= RECORDS SHOWN =
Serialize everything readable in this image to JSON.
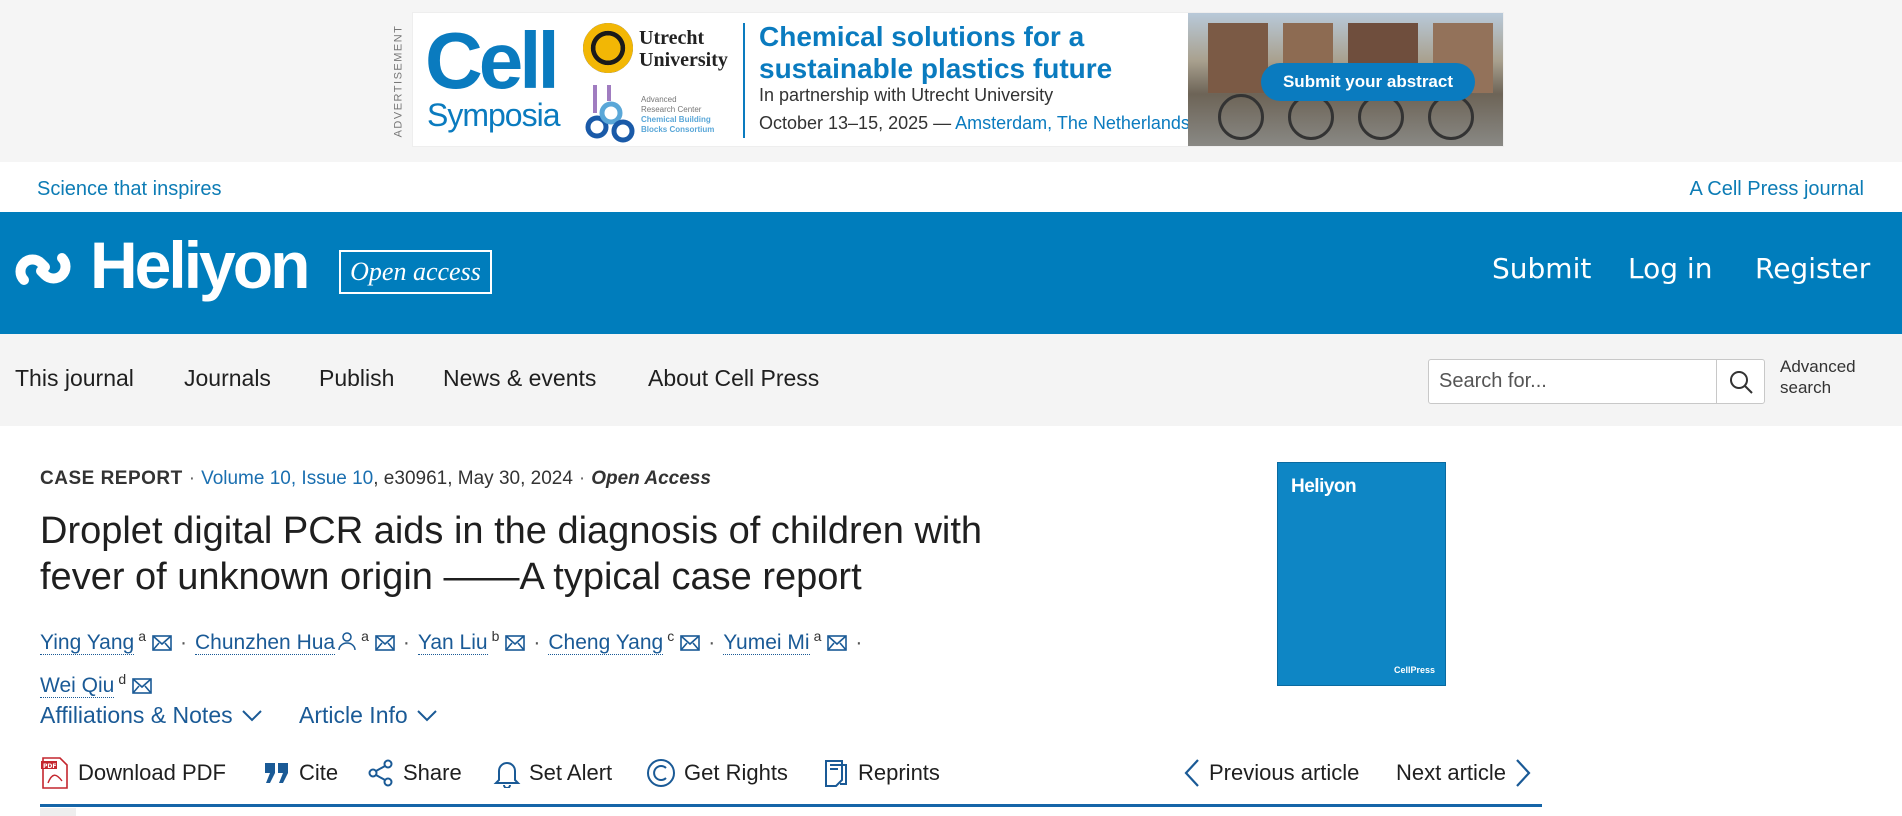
{
  "ad": {
    "label": "ADVERTISEMENT",
    "brand_big": "Cell",
    "brand_small": "Symposia",
    "partner_line1": "Utrecht",
    "partner_line2": "University",
    "arc_text1": "Advanced",
    "arc_text2": "Research Center",
    "arc_text3": "Chemical Building",
    "arc_text4": "Blocks Consortium",
    "headline": "Chemical solutions for a sustainable plastics future",
    "subline": "In partnership with Utrecht University",
    "date": "October 13–15, 2025 —",
    "location": "Amsterdam, The Netherlands",
    "cta": "Submit your abstract"
  },
  "tagline": {
    "left": "Science that inspires",
    "right": "A Cell Press journal"
  },
  "header": {
    "logo": "Heliyon",
    "open_access": "Open access",
    "nav": [
      "Submit",
      "Log in",
      "Register"
    ]
  },
  "nav": {
    "items": [
      "This journal",
      "Journals",
      "Publish",
      "News & events",
      "About Cell Press"
    ],
    "search_placeholder": "Search for...",
    "advanced_line1": "Advanced",
    "advanced_line2": "search"
  },
  "article": {
    "type": "CASE REPORT",
    "volume": "Volume 10, Issue 10",
    "id_date": ", e30961, May 30, 2024",
    "access": "Open Access",
    "title": "Droplet digital PCR aids in the diagnosis of children with fever of unknown origin ——A typical case report",
    "authors": [
      {
        "name": "Ying Yang",
        "aff": "a"
      },
      {
        "name": "Chunzhen Hua",
        "aff": "a"
      },
      {
        "name": "Yan Liu",
        "aff": "b"
      },
      {
        "name": "Cheng Yang",
        "aff": "c"
      },
      {
        "name": "Yumei Mi",
        "aff": "a"
      },
      {
        "name": "Wei Qiu",
        "aff": "d"
      }
    ],
    "affiliations_toggle": "Affiliations & Notes",
    "article_info_toggle": "Article Info",
    "actions": {
      "download": "Download PDF",
      "cite": "Cite",
      "share": "Share",
      "alert": "Set Alert",
      "rights": "Get Rights",
      "reprints": "Reprints",
      "previous": "Previous article",
      "next": "Next article"
    },
    "cover": {
      "title": "Heliyon",
      "publisher": "CellPress"
    }
  },
  "colors": {
    "brand_blue": "#007dbc",
    "link_blue": "#1a5a96",
    "nav_bg": "#f4f4f4"
  }
}
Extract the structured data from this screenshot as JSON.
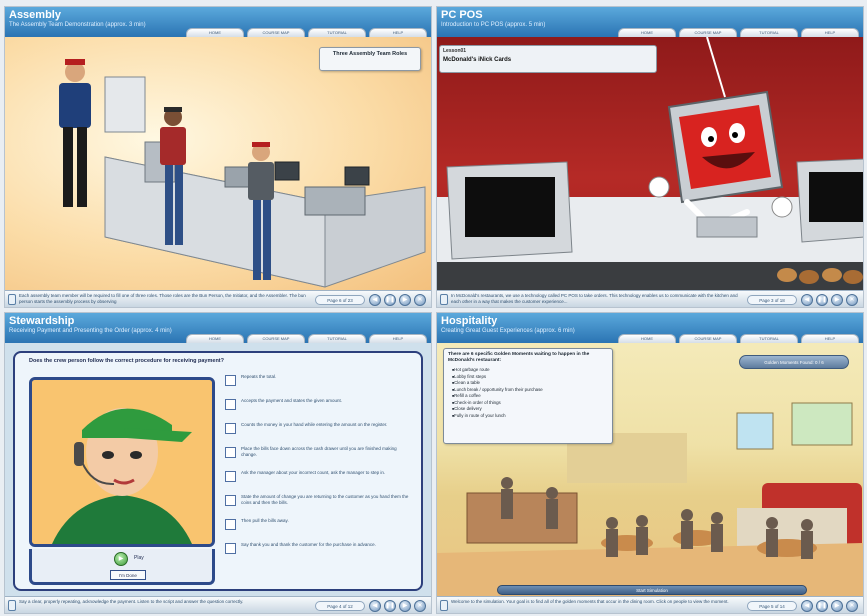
{
  "panels": [
    {
      "title": "Assembly",
      "subtitle": "The Assembly Team Demonstration (approx. 3 min)",
      "tabs": [
        "HOME",
        "COURSE MAP",
        "TUTORIAL",
        "HELP"
      ],
      "stage_label": "Three Assembly Team Roles",
      "caption": "Each assembly team member will be required to fill one of three roles. Those roles are the Bun Person, the Initiator, and the Assembler. The bun person starts the assembly process by observing",
      "page": "Page 6 of 23"
    },
    {
      "title": "PC POS",
      "subtitle": "Introduction to PC POS (approx. 5 min)",
      "tabs": [
        "HOME",
        "COURSE MAP",
        "TUTORIAL",
        "HELP"
      ],
      "lesson_small": "Lesson01",
      "lesson_title": "McDonald's iNick Cards",
      "caption": "In McDonald's restaurants, we use a technology called PC POS to take orders. This technology enables us to communicate with the kitchen and each other in a way that makes the customer experience...",
      "page": "Page 3 of 18"
    },
    {
      "title": "Stewardship",
      "subtitle": "Receiving Payment and Presenting the Order (approx. 4 min)",
      "tabs": [
        "HOME",
        "COURSE MAP",
        "TUTORIAL",
        "HELP"
      ],
      "question": "Does the crew person follow the correct procedure for receiving payment?",
      "options": [
        "Repeats the total.",
        "Accepts the payment and states the given amount.",
        "Counts the money in your hand while entering the amount on the register.",
        "Place the bills face down across the cash drawer until you are finished making change.",
        "Ask the manager about your incorrect count, ask the manager to step in.",
        "State the amount of change you are returning to the customer as you hand them the coins and then the bills.",
        "Then pull the bills away.",
        "Say thank you and thank the customer for the purchase in advance."
      ],
      "play_label": "Play",
      "done_label": "I'm Done",
      "caption": "Say a clear, properly repeating, acknowledge the payment. Listen to the script and answer the question correctly.",
      "page": "Page 4 of 12"
    },
    {
      "title": "Hospitality",
      "subtitle": "Creating Great Guest Experiences (approx. 6 min)",
      "tabs": [
        "HOME",
        "COURSE MAP",
        "TUTORIAL",
        "HELP"
      ],
      "list_header": "There are 6 specific Golden Moments waiting to happen in the McDonald's restaurant:",
      "list_items": [
        "Hot garbage route",
        "Lobby first steps",
        "Clean a table",
        "Lunch break / opportunity from their purchase",
        "Refill a coffee",
        "Check-in order of things",
        "Close delivery",
        "Fully in route of your lunch"
      ],
      "golden_button": "Golden Moments Found: 0 / 6",
      "start_button": "Start Simulation",
      "caption": "Welcome to the simulation. Your goal is to find all of the golden moments that occur in the dining room. Click on people to view the moment.",
      "page": "Page 5 of 14"
    }
  ],
  "nav": {
    "back": "◀",
    "pause": "❚❚",
    "forward": "▶",
    "exit": "✕"
  }
}
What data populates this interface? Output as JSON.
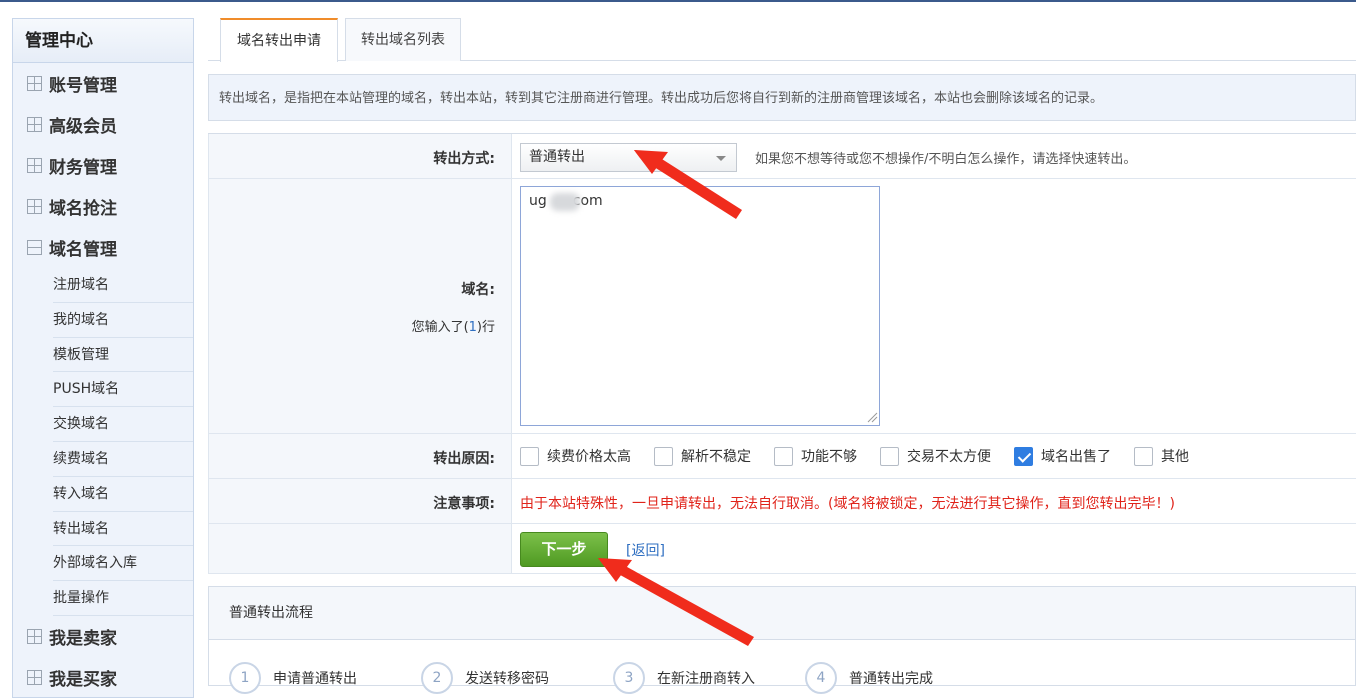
{
  "sidebar": {
    "title": "管理中心",
    "groups_top": [
      {
        "label": "账号管理"
      },
      {
        "label": "高级会员"
      },
      {
        "label": "财务管理"
      },
      {
        "label": "域名抢注"
      }
    ],
    "open_group": "域名管理",
    "sub_items": [
      "注册域名",
      "我的域名",
      "模板管理",
      "PUSH域名",
      "交换域名",
      "续费域名",
      "转入域名",
      "转出域名",
      "外部域名入库",
      "批量操作"
    ],
    "groups_bottom": [
      {
        "label": "我是卖家"
      },
      {
        "label": "我是买家"
      }
    ]
  },
  "tabs": [
    {
      "label": "域名转出申请",
      "active": true
    },
    {
      "label": "转出域名列表",
      "active": false
    }
  ],
  "info_text": "转出域名，是指把在本站管理的域名，转出本站，转到其它注册商进行管理。转出成功后您将自行到新的注册商管理该域名，本站也会删除该域名的记录。",
  "form": {
    "method_label": "转出方式:",
    "method_value": "普通转出",
    "method_hint": "如果您不想等待或您不想操作/不明白怎么操作，请选择快速转出。",
    "domain_label": "域名:",
    "lines_prefix": "您输入了(",
    "lines_count": "1",
    "lines_suffix": ")行",
    "domain_value_a": "ug",
    "domain_value_b": "com",
    "reason_label": "转出原因:",
    "reasons": [
      {
        "label": "续费价格太高",
        "checked": false
      },
      {
        "label": "解析不稳定",
        "checked": false
      },
      {
        "label": "功能不够",
        "checked": false
      },
      {
        "label": "交易不太方便",
        "checked": false
      },
      {
        "label": "域名出售了",
        "checked": true
      },
      {
        "label": "其他",
        "checked": false
      }
    ],
    "notice_label": "注意事项:",
    "notice_text": "由于本站特殊性，一旦申请转出，无法自行取消。(域名将被锁定，无法进行其它操作，直到您转出完毕！)",
    "next_button": "下一步",
    "back_link": "[返回]"
  },
  "process": {
    "title": "普通转出流程",
    "steps": [
      {
        "num": "1",
        "label": "申请普通转出"
      },
      {
        "num": "2",
        "label": "发送转移密码"
      },
      {
        "num": "3",
        "label": "在新注册商转入"
      },
      {
        "num": "4",
        "label": "普通转出完成"
      }
    ]
  },
  "colors": {
    "accent": "#f08c2a",
    "link": "#2f6fc1",
    "warning": "#e0231a",
    "button": "#5aa82c",
    "arrow": "#f02c1c"
  }
}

= WRITTEN REQUEST =
Reproduce the data above in full, exactly as it is, with the pictures left out.

= RESULT FOR THIS TASK =
Serialize everything readable in this image to JSON.
{
  "ad": {
    "label": "ADVERTISEMENT",
    "brand_big": "Cell",
    "brand_small": "Symposia",
    "partner_line1": "Utrecht",
    "partner_line2": "University",
    "arc_text1": "Advanced",
    "arc_text2": "Research Center",
    "arc_text3": "Chemical Building",
    "arc_text4": "Blocks Consortium",
    "headline": "Chemical solutions for a sustainable plastics future",
    "subline": "In partnership with Utrecht University",
    "date": "October 13–15, 2025 —",
    "location": "Amsterdam, The Netherlands",
    "cta": "Submit your abstract"
  },
  "tagline": {
    "left": "Science that inspires",
    "right": "A Cell Press journal"
  },
  "header": {
    "logo": "Heliyon",
    "open_access": "Open access",
    "nav": [
      "Submit",
      "Log in",
      "Register"
    ]
  },
  "nav": {
    "items": [
      "This journal",
      "Journals",
      "Publish",
      "News & events",
      "About Cell Press"
    ],
    "search_placeholder": "Search for...",
    "advanced_line1": "Advanced",
    "advanced_line2": "search"
  },
  "article": {
    "type": "CASE REPORT",
    "volume": "Volume 10, Issue 10",
    "id_date": ", e30961, May 30, 2024",
    "access": "Open Access",
    "title": "Droplet digital PCR aids in the diagnosis of children with fever of unknown origin ——A typical case report",
    "authors": [
      {
        "name": "Ying Yang",
        "aff": "a"
      },
      {
        "name": "Chunzhen Hua",
        "aff": "a"
      },
      {
        "name": "Yan Liu",
        "aff": "b"
      },
      {
        "name": "Cheng Yang",
        "aff": "c"
      },
      {
        "name": "Yumei Mi",
        "aff": "a"
      },
      {
        "name": "Wei Qiu",
        "aff": "d"
      }
    ],
    "affiliations_toggle": "Affiliations & Notes",
    "article_info_toggle": "Article Info",
    "actions": {
      "download": "Download PDF",
      "cite": "Cite",
      "share": "Share",
      "alert": "Set Alert",
      "rights": "Get Rights",
      "reprints": "Reprints",
      "previous": "Previous article",
      "next": "Next article"
    },
    "cover": {
      "title": "Heliyon",
      "publisher": "CellPress"
    }
  },
  "colors": {
    "brand_blue": "#007dbc",
    "link_blue": "#1a5a96",
    "nav_bg": "#f4f4f4"
  }
}
Extract the structured data from this screenshot as JSON.
{
  "panels": [
    {
      "title": "Assembly",
      "subtitle": "The Assembly Team Demonstration (approx. 3 min)",
      "tabs": [
        "HOME",
        "COURSE MAP",
        "TUTORIAL",
        "HELP"
      ],
      "stage_label": "Three Assembly Team Roles",
      "caption": "Each assembly team member will be required to fill one of three roles. Those roles are the Bun Person, the Initiator, and the Assembler. The bun person starts the assembly process by observing",
      "page": "Page 6 of 23"
    },
    {
      "title": "PC POS",
      "subtitle": "Introduction to PC POS (approx. 5 min)",
      "tabs": [
        "HOME",
        "COURSE MAP",
        "TUTORIAL",
        "HELP"
      ],
      "lesson_small": "Lesson01",
      "lesson_title": "McDonald's iNick Cards",
      "caption": "In McDonald's restaurants, we use a technology called PC POS to take orders. This technology enables us to communicate with the kitchen and each other in a way that makes the customer experience...",
      "page": "Page 3 of 18"
    },
    {
      "title": "Stewardship",
      "subtitle": "Receiving Payment and Presenting the Order (approx. 4 min)",
      "tabs": [
        "HOME",
        "COURSE MAP",
        "TUTORIAL",
        "HELP"
      ],
      "question": "Does the crew person follow the correct procedure for receiving payment?",
      "options": [
        "Repeats the total.",
        "Accepts the payment and states the given amount.",
        "Counts the money in your hand while entering the amount on the register.",
        "Place the bills face down across the cash drawer until you are finished making change.",
        "Ask the manager about your incorrect count, ask the manager to step in.",
        "State the amount of change you are returning to the customer as you hand them the coins and then the bills.",
        "Then pull the bills away.",
        "Say thank you and thank the customer for the purchase in advance."
      ],
      "play_label": "Play",
      "done_label": "I'm Done",
      "caption": "Say a clear, properly repeating, acknowledge the payment. Listen to the script and answer the question correctly.",
      "page": "Page 4 of 12"
    },
    {
      "title": "Hospitality",
      "subtitle": "Creating Great Guest Experiences (approx. 6 min)",
      "tabs": [
        "HOME",
        "COURSE MAP",
        "TUTORIAL",
        "HELP"
      ],
      "list_header": "There are 6 specific Golden Moments waiting to happen in the McDonald's restaurant:",
      "list_items": [
        "Hot garbage route",
        "Lobby first steps",
        "Clean a table",
        "Lunch break / opportunity from their purchase",
        "Refill a coffee",
        "Check-in order of things",
        "Close delivery",
        "Fully in route of your lunch"
      ],
      "golden_button": "Golden Moments Found: 0 / 6",
      "start_button": "Start Simulation",
      "caption": "Welcome to the simulation. Your goal is to find all of the golden moments that occur in the dining room. Click on people to view the moment.",
      "page": "Page 5 of 14"
    }
  ],
  "nav": {
    "back": "◀",
    "pause": "❚❚",
    "forward": "▶",
    "exit": "✕"
  }
}
What data populates this interface? Output as JSON.
{
  "sidebar": {
    "title": "管理中心",
    "groups_top": [
      {
        "label": "账号管理"
      },
      {
        "label": "高级会员"
      },
      {
        "label": "财务管理"
      },
      {
        "label": "域名抢注"
      }
    ],
    "open_group": "域名管理",
    "sub_items": [
      "注册域名",
      "我的域名",
      "模板管理",
      "PUSH域名",
      "交换域名",
      "续费域名",
      "转入域名",
      "转出域名",
      "外部域名入库",
      "批量操作"
    ],
    "groups_bottom": [
      {
        "label": "我是卖家"
      },
      {
        "label": "我是买家"
      }
    ]
  },
  "tabs": [
    {
      "label": "域名转出申请",
      "active": true
    },
    {
      "label": "转出域名列表",
      "active": false
    }
  ],
  "info_text": "转出域名，是指把在本站管理的域名，转出本站，转到其它注册商进行管理。转出成功后您将自行到新的注册商管理该域名，本站也会删除该域名的记录。",
  "form": {
    "method_label": "转出方式:",
    "method_value": "普通转出",
    "method_hint": "如果您不想等待或您不想操作/不明白怎么操作，请选择快速转出。",
    "domain_label": "域名:",
    "lines_prefix": "您输入了(",
    "lines_count": "1",
    "lines_suffix": ")行",
    "domain_value_a": "ug",
    "domain_value_b": "com",
    "reason_label": "转出原因:",
    "reasons": [
      {
        "label": "续费价格太高",
        "checked": false
      },
      {
        "label": "解析不稳定",
        "checked": false
      },
      {
        "label": "功能不够",
        "checked": false
      },
      {
        "label": "交易不太方便",
        "checked": false
      },
      {
        "label": "域名出售了",
        "checked": true
      },
      {
        "label": "其他",
        "checked": false
      }
    ],
    "notice_label": "注意事项:",
    "notice_text": "由于本站特殊性，一旦申请转出，无法自行取消。(域名将被锁定，无法进行其它操作，直到您转出完毕！)",
    "next_button": "下一步",
    "back_link": "[返回]"
  },
  "process": {
    "title": "普通转出流程",
    "steps": [
      {
        "num": "1",
        "label": "申请普通转出"
      },
      {
        "num": "2",
        "label": "发送转移密码"
      },
      {
        "num": "3",
        "label": "在新注册商转入"
      },
      {
        "num": "4",
        "label": "普通转出完成"
      }
    ]
  },
  "colors": {
    "accent": "#f08c2a",
    "link": "#2f6fc1",
    "warning": "#e0231a",
    "button": "#5aa82c",
    "arrow": "#f02c1c"
  }
}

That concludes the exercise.